- _What you will do_:
1/ In the passage on racial profiling, swap "volunteering mission" for "service trip" and copy the text between "I remember another" and "for the elderly.", inclusive.
2/ According to the passage on racial profiling, how many incidents did the Toronto police database contain information on?

- _Text segment_:
■ ■ ■

This incident led me to a fact-finding mission on related cases of racial profiling. I stumbled upon an article in The Toronto star an area where there are a lot of incidents on police racial profiling. The article was based on a series of investigations of racial profiling in Toronto. The information was drawn together from a database owned by the Toronto police and various crime statistics from independent bodies. It included various documents of arrest warrants and charge sheets. The database contained information on more than 500,000 incidents that occurred and led to an arrest or fined by the police department from the period of 1998 to 2005.

The information was accessed mainly because of the freedom of information act since the police had initially refused to give access to that information. A renowned statistician from Harvard University was used to scrutinize the methodology used and found it to be accurate. The analysis gave out shocking revelations indicating how different ways were used when dealing with blacks, Hispanics, and white people in law enforcement. The data showed that a very contradictory number of African American motorists were given tickets for violations that only came about after being stopped which related to my incident. Also, African Americans who were accused of petty drug possession were regularly taken to police stations than white people facing a similar charge. The other abnormality was that African Americans were normally apprehended overnight for a bail hearing at two times the rate normally paid by white people. Such cultures by bodies that are supposed to be impartial like the police are fueling racism in America.

I remember another incident that occurred in Africa. I once went to Nigeria in Africa on a volunteering mission and I found a similar situation but more complex. Ninety-five percent of the population there is of black people and I never expected to witness any form of segregation that can arise because I am a black person. In Nigeria, what is more, common is the issue of tribalism and differences in religion at times causing war. Since they have more than 50 different tribes and the country is separated with the Muslims on the north and the Christians on the south differences occur from time to time. (Da Costa, 2010) Our volunteer work was on a rural northern part of Nigeria dominated by the Hausa tribe who are devout Muslims and I was supposed to help out in a home for the elderly.

Part of my work was to educate the elderly living in the home on matters of diet and living a healthy life. As I tried to do my work, I was met with resistance because first of all I was not a member of the Hausa and the advice I tried to give them was disregarded. One of the locals informed me that according to their culture advice is never taken from people of other tribes more so by foreigners. To make matters worse I was a Christian. Such cultural differences prevented me from helping those old people.

■ ■ ■

Page segmentation data
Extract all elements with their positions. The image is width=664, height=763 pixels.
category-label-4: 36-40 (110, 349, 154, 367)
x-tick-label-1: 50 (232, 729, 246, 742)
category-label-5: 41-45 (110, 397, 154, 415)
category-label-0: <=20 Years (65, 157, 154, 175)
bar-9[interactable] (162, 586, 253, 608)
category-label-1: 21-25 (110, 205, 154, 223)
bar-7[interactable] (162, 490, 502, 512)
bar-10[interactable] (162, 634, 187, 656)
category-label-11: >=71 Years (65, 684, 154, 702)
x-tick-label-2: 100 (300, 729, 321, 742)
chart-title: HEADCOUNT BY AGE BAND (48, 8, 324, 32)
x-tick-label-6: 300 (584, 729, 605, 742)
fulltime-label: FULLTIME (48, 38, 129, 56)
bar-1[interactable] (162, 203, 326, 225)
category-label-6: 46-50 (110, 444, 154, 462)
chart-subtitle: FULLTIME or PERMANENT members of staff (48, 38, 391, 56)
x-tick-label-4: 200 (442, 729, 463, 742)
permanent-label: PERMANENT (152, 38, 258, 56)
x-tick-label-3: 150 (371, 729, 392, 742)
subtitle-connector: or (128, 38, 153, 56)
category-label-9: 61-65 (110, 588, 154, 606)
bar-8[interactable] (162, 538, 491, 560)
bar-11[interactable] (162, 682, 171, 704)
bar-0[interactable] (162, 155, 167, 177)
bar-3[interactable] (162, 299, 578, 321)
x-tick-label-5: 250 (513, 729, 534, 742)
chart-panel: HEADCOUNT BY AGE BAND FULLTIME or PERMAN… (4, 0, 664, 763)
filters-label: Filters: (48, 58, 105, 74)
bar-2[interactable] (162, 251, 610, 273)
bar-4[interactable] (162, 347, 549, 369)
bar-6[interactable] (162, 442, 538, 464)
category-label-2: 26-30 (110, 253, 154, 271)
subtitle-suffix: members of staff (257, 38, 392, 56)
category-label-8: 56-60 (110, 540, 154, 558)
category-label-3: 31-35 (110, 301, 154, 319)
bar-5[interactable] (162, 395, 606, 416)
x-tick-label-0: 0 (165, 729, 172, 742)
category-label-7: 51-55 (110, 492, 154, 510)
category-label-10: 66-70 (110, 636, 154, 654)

■ ■ ■

- _Outputs by task_:
1/
I remember another incident that occurred in Africa. I once went to Nigeria in Africa on a service trip and I found a similar situation but more complex. Ninety-five percent of the population there is of black people and I never expected to witness any form of segregation that can arise because I am a black person. In Nigeria, what is more, common is the issue of tribalism and differences in religion at times causing war. Since they have more than 50 different tribes and the country is separated with the Muslims on the north and the Christians on the south differences occur from time to time. (Da Costa, 2010) Our volunteer work was on a rural northern part of Nigeria dominated by the Hausa tribe who are devout Muslims and I was supposed to help out in a home for the elderly.

2/ More than 500,000 incidents.